*TO DO*: Retype the whole listing, please, keeping every line exact and dropping the pictures.

*SUPPLIED RECORDS*:
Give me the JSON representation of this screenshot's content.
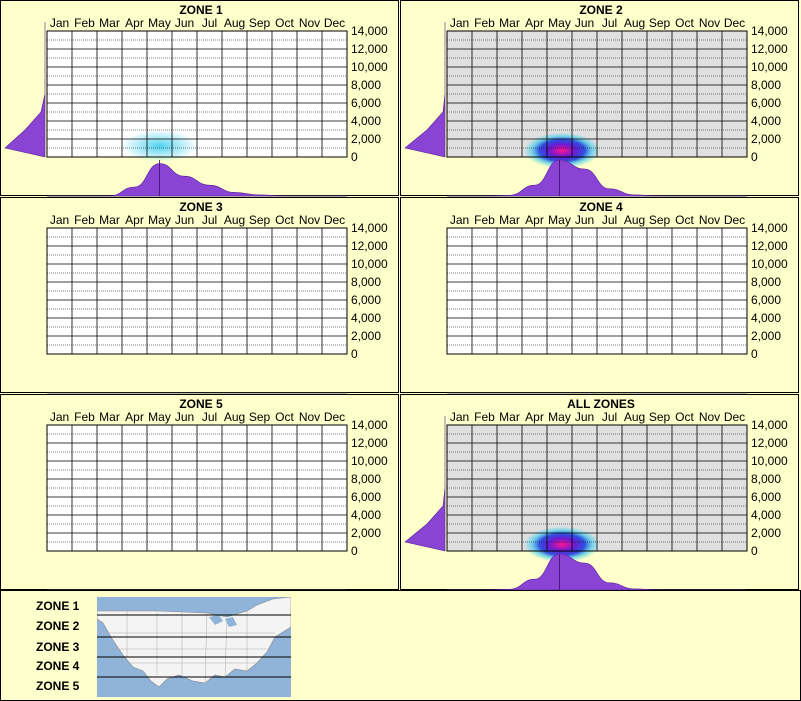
{
  "chart_data": [
    {
      "type": "heatmap",
      "title": "ZONE 1",
      "categories": [
        "Jan",
        "Feb",
        "Mar",
        "Apr",
        "May",
        "Jun",
        "Jul",
        "Aug",
        "Sep",
        "Oct",
        "Nov",
        "Dec"
      ],
      "y_ticks": [
        "14,000",
        "12,000",
        "10,000",
        "8,000",
        "6,000",
        "4,000",
        "2,000",
        "0"
      ],
      "ylim": [
        0,
        14000
      ],
      "grid": true,
      "active_months": [],
      "blob": {
        "center_month": 4.5,
        "center_elev": 1000,
        "intensity": "low"
      },
      "month_marginal": [
        0,
        0,
        0,
        0.25,
        0.9,
        0.55,
        0.3,
        0.1,
        0.03,
        0,
        0,
        0
      ],
      "elev_marginal": [
        1.0,
        0.5,
        0.1,
        0,
        0,
        0,
        0,
        0
      ]
    },
    {
      "type": "heatmap",
      "title": "ZONE 2",
      "categories": [
        "Jan",
        "Feb",
        "Mar",
        "Apr",
        "May",
        "Jun",
        "Jul",
        "Aug",
        "Sep",
        "Oct",
        "Nov",
        "Dec"
      ],
      "y_ticks": [
        "14,000",
        "12,000",
        "10,000",
        "8,000",
        "6,000",
        "4,000",
        "2,000",
        "0"
      ],
      "ylim": [
        0,
        14000
      ],
      "grid": true,
      "active_months": [
        "Jan",
        "Feb",
        "Mar",
        "Apr",
        "May",
        "Jun",
        "Jul",
        "Aug",
        "Sep",
        "Oct",
        "Nov",
        "Dec"
      ],
      "blob": {
        "center_month": 4.6,
        "center_elev": 500,
        "intensity": "high"
      },
      "month_marginal": [
        0,
        0,
        0.02,
        0.3,
        1.0,
        0.75,
        0.2,
        0.03,
        0,
        0,
        0,
        0
      ],
      "elev_marginal": [
        1.0,
        0.45,
        0.05,
        0,
        0,
        0,
        0,
        0
      ]
    },
    {
      "type": "heatmap",
      "title": "ZONE 3",
      "categories": [
        "Jan",
        "Feb",
        "Mar",
        "Apr",
        "May",
        "Jun",
        "Jul",
        "Aug",
        "Sep",
        "Oct",
        "Nov",
        "Dec"
      ],
      "y_ticks": [
        "14,000",
        "12,000",
        "10,000",
        "8,000",
        "6,000",
        "4,000",
        "2,000",
        "0"
      ],
      "ylim": [
        0,
        14000
      ],
      "grid": true,
      "active_months": [],
      "blob": null,
      "month_marginal": null,
      "elev_marginal": null
    },
    {
      "type": "heatmap",
      "title": "ZONE 4",
      "categories": [
        "Jan",
        "Feb",
        "Mar",
        "Apr",
        "May",
        "Jun",
        "Jul",
        "Aug",
        "Sep",
        "Oct",
        "Nov",
        "Dec"
      ],
      "y_ticks": [
        "14,000",
        "12,000",
        "10,000",
        "8,000",
        "6,000",
        "4,000",
        "2,000",
        "0"
      ],
      "ylim": [
        0,
        14000
      ],
      "grid": true,
      "active_months": [],
      "blob": null,
      "month_marginal": null,
      "elev_marginal": null
    },
    {
      "type": "heatmap",
      "title": "ZONE 5",
      "categories": [
        "Jan",
        "Feb",
        "Mar",
        "Apr",
        "May",
        "Jun",
        "Jul",
        "Aug",
        "Sep",
        "Oct",
        "Nov",
        "Dec"
      ],
      "y_ticks": [
        "14,000",
        "12,000",
        "10,000",
        "8,000",
        "6,000",
        "4,000",
        "2,000",
        "0"
      ],
      "ylim": [
        0,
        14000
      ],
      "grid": true,
      "active_months": [],
      "blob": null,
      "month_marginal": null,
      "elev_marginal": null
    },
    {
      "type": "heatmap",
      "title": "ALL ZONES",
      "categories": [
        "Jan",
        "Feb",
        "Mar",
        "Apr",
        "May",
        "Jun",
        "Jul",
        "Aug",
        "Sep",
        "Oct",
        "Nov",
        "Dec"
      ],
      "y_ticks": [
        "14,000",
        "12,000",
        "10,000",
        "8,000",
        "6,000",
        "4,000",
        "2,000",
        "0"
      ],
      "ylim": [
        0,
        14000
      ],
      "grid": true,
      "active_months": [
        "Jan",
        "Feb",
        "Mar",
        "Apr",
        "May",
        "Jun",
        "Jul",
        "Aug",
        "Sep",
        "Oct",
        "Nov",
        "Dec"
      ],
      "blob": {
        "center_month": 4.6,
        "center_elev": 500,
        "intensity": "high"
      },
      "month_marginal": [
        0,
        0,
        0.02,
        0.3,
        1.0,
        0.75,
        0.2,
        0.03,
        0,
        0,
        0,
        0
      ],
      "elev_marginal": [
        1.0,
        0.45,
        0.05,
        0,
        0,
        0,
        0,
        0
      ]
    }
  ],
  "legend": {
    "zones": [
      "ZONE 1",
      "ZONE 2",
      "ZONE 3",
      "ZONE 4",
      "ZONE 5"
    ]
  },
  "colors": {
    "background": "#ffffcc",
    "active_column": "#e0e0e0",
    "marginal_fill": "#8a44d4",
    "heat_low": "#33ccee",
    "heat_high": "#ff1493",
    "water": "#8fb3d9"
  }
}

*ANSWER TO THIS EXERCISE*:
Give me the JSON representation of this screenshot's content.
{
  "chart_data": [
    {
      "type": "heatmap",
      "title": "ZONE 1",
      "categories": [
        "Jan",
        "Feb",
        "Mar",
        "Apr",
        "May",
        "Jun",
        "Jul",
        "Aug",
        "Sep",
        "Oct",
        "Nov",
        "Dec"
      ],
      "y_ticks": [
        "14,000",
        "12,000",
        "10,000",
        "8,000",
        "6,000",
        "4,000",
        "2,000",
        "0"
      ],
      "ylim": [
        0,
        14000
      ],
      "grid": true,
      "active_months": [],
      "blob": {
        "center_month": 4.5,
        "center_elev": 1000,
        "intensity": "low"
      },
      "month_marginal": [
        0,
        0,
        0,
        0.25,
        0.9,
        0.55,
        0.3,
        0.1,
        0.03,
        0,
        0,
        0
      ],
      "elev_marginal": [
        1.0,
        0.5,
        0.1,
        0,
        0,
        0,
        0,
        0
      ]
    },
    {
      "type": "heatmap",
      "title": "ZONE 2",
      "categories": [
        "Jan",
        "Feb",
        "Mar",
        "Apr",
        "May",
        "Jun",
        "Jul",
        "Aug",
        "Sep",
        "Oct",
        "Nov",
        "Dec"
      ],
      "y_ticks": [
        "14,000",
        "12,000",
        "10,000",
        "8,000",
        "6,000",
        "4,000",
        "2,000",
        "0"
      ],
      "ylim": [
        0,
        14000
      ],
      "grid": true,
      "active_months": [
        "Jan",
        "Feb",
        "Mar",
        "Apr",
        "May",
        "Jun",
        "Jul",
        "Aug",
        "Sep",
        "Oct",
        "Nov",
        "Dec"
      ],
      "blob": {
        "center_month": 4.6,
        "center_elev": 500,
        "intensity": "high"
      },
      "month_marginal": [
        0,
        0,
        0.02,
        0.3,
        1.0,
        0.75,
        0.2,
        0.03,
        0,
        0,
        0,
        0
      ],
      "elev_marginal": [
        1.0,
        0.45,
        0.05,
        0,
        0,
        0,
        0,
        0
      ]
    },
    {
      "type": "heatmap",
      "title": "ZONE 3",
      "categories": [
        "Jan",
        "Feb",
        "Mar",
        "Apr",
        "May",
        "Jun",
        "Jul",
        "Aug",
        "Sep",
        "Oct",
        "Nov",
        "Dec"
      ],
      "y_ticks": [
        "14,000",
        "12,000",
        "10,000",
        "8,000",
        "6,000",
        "4,000",
        "2,000",
        "0"
      ],
      "ylim": [
        0,
        14000
      ],
      "grid": true,
      "active_months": [],
      "blob": null,
      "month_marginal": null,
      "elev_marginal": null
    },
    {
      "type": "heatmap",
      "title": "ZONE 4",
      "categories": [
        "Jan",
        "Feb",
        "Mar",
        "Apr",
        "May",
        "Jun",
        "Jul",
        "Aug",
        "Sep",
        "Oct",
        "Nov",
        "Dec"
      ],
      "y_ticks": [
        "14,000",
        "12,000",
        "10,000",
        "8,000",
        "6,000",
        "4,000",
        "2,000",
        "0"
      ],
      "ylim": [
        0,
        14000
      ],
      "grid": true,
      "active_months": [],
      "blob": null,
      "month_marginal": null,
      "elev_marginal": null
    },
    {
      "type": "heatmap",
      "title": "ZONE 5",
      "categories": [
        "Jan",
        "Feb",
        "Mar",
        "Apr",
        "May",
        "Jun",
        "Jul",
        "Aug",
        "Sep",
        "Oct",
        "Nov",
        "Dec"
      ],
      "y_ticks": [
        "14,000",
        "12,000",
        "10,000",
        "8,000",
        "6,000",
        "4,000",
        "2,000",
        "0"
      ],
      "ylim": [
        0,
        14000
      ],
      "grid": true,
      "active_months": [],
      "blob": null,
      "month_marginal": null,
      "elev_marginal": null
    },
    {
      "type": "heatmap",
      "title": "ALL ZONES",
      "categories": [
        "Jan",
        "Feb",
        "Mar",
        "Apr",
        "May",
        "Jun",
        "Jul",
        "Aug",
        "Sep",
        "Oct",
        "Nov",
        "Dec"
      ],
      "y_ticks": [
        "14,000",
        "12,000",
        "10,000",
        "8,000",
        "6,000",
        "4,000",
        "2,000",
        "0"
      ],
      "ylim": [
        0,
        14000
      ],
      "grid": true,
      "active_months": [
        "Jan",
        "Feb",
        "Mar",
        "Apr",
        "May",
        "Jun",
        "Jul",
        "Aug",
        "Sep",
        "Oct",
        "Nov",
        "Dec"
      ],
      "blob": {
        "center_month": 4.6,
        "center_elev": 500,
        "intensity": "high"
      },
      "month_marginal": [
        0,
        0,
        0.02,
        0.3,
        1.0,
        0.75,
        0.2,
        0.03,
        0,
        0,
        0,
        0
      ],
      "elev_marginal": [
        1.0,
        0.45,
        0.05,
        0,
        0,
        0,
        0,
        0
      ]
    }
  ],
  "legend": {
    "zones": [
      "ZONE 1",
      "ZONE 2",
      "ZONE 3",
      "ZONE 4",
      "ZONE 5"
    ]
  },
  "colors": {
    "background": "#ffffcc",
    "active_column": "#e0e0e0",
    "marginal_fill": "#8a44d4",
    "heat_low": "#33ccee",
    "heat_high": "#ff1493",
    "water": "#8fb3d9"
  }
}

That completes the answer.